## Annotated element listings:
————————

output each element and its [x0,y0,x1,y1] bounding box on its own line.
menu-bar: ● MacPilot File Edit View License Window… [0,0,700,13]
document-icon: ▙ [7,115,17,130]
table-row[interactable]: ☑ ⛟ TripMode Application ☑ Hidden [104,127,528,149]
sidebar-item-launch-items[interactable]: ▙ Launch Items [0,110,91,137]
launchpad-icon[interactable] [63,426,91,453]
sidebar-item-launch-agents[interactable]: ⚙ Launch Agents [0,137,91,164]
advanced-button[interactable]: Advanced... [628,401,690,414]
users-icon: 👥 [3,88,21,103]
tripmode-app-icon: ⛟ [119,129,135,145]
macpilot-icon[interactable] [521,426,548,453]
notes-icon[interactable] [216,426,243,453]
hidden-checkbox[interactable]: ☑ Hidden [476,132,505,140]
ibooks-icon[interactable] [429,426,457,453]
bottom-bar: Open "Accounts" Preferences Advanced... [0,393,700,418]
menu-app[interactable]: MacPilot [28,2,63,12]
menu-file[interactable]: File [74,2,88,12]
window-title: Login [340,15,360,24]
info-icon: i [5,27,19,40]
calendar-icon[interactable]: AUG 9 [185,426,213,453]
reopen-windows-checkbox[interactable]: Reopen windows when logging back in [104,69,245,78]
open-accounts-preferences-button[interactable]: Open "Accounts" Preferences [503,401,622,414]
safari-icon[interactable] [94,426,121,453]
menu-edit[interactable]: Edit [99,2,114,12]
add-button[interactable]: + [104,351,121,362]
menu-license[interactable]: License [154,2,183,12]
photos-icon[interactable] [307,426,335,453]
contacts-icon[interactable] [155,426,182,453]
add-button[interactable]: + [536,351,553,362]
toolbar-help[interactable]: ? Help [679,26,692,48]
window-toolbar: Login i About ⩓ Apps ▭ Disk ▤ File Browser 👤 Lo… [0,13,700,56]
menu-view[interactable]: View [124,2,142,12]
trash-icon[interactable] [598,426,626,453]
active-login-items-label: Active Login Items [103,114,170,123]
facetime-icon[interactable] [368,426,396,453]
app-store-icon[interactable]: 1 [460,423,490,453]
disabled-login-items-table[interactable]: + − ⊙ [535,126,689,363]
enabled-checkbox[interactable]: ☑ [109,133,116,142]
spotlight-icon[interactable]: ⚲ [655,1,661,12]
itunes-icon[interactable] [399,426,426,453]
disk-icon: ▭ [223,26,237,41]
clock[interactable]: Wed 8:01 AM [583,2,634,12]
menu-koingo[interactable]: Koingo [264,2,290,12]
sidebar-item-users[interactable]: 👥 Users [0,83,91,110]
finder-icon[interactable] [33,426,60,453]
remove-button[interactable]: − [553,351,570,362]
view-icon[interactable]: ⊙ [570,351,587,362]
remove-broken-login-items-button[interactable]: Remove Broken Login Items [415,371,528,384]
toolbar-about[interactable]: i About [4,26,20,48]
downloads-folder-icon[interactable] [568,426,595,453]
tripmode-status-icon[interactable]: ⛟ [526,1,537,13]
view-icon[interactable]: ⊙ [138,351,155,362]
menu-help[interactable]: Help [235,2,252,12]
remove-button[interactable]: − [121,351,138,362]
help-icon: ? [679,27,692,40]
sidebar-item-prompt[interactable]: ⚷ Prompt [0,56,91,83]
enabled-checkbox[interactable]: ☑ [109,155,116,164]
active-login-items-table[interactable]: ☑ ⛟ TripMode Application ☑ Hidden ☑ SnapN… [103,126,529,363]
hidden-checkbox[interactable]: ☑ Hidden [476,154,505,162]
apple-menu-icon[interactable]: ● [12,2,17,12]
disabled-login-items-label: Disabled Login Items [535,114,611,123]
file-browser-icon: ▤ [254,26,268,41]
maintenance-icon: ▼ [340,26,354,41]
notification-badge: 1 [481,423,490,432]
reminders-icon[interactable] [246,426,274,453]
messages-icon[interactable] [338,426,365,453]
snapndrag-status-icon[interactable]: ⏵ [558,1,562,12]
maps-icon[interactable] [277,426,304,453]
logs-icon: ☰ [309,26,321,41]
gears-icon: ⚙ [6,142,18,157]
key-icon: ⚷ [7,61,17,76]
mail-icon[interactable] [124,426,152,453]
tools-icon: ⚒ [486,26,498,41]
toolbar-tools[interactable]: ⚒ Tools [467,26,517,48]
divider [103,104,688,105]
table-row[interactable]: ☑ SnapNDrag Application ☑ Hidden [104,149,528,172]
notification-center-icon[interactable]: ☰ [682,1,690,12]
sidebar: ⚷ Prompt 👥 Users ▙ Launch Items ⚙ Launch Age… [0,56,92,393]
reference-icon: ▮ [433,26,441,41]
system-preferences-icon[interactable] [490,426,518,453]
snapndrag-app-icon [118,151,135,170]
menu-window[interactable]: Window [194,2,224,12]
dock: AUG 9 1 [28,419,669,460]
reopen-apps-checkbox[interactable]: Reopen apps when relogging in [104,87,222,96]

————————

## Exercise aim:
Retype the records above, starting at the beginning and ending at the line that contains "window-title: Login [340,15,360,24]", including both of those lines.

## Correct answer:
output each element and its [x0,y0,x1,y1] bounding box on its own line.
menu-bar: ● MacPilot File Edit View License Window… [0,0,700,13]
document-icon: ▙ [7,115,17,130]
table-row[interactable]: ☑ ⛟ TripMode Application ☑ Hidden [104,127,528,149]
sidebar-item-launch-items[interactable]: ▙ Launch Items [0,110,91,137]
launchpad-icon[interactable] [63,426,91,453]
sidebar-item-launch-agents[interactable]: ⚙ Launch Agents [0,137,91,164]
advanced-button[interactable]: Advanced... [628,401,690,414]
users-icon: 👥 [3,88,21,103]
tripmode-app-icon: ⛟ [119,129,135,145]
macpilot-icon[interactable] [521,426,548,453]
notes-icon[interactable] [216,426,243,453]
hidden-checkbox[interactable]: ☑ Hidden [476,132,505,140]
ibooks-icon[interactable] [429,426,457,453]
bottom-bar: Open "Accounts" Preferences Advanced... [0,393,700,418]
menu-app[interactable]: MacPilot [28,2,63,12]
menu-file[interactable]: File [74,2,88,12]
window-title: Login [340,15,360,24]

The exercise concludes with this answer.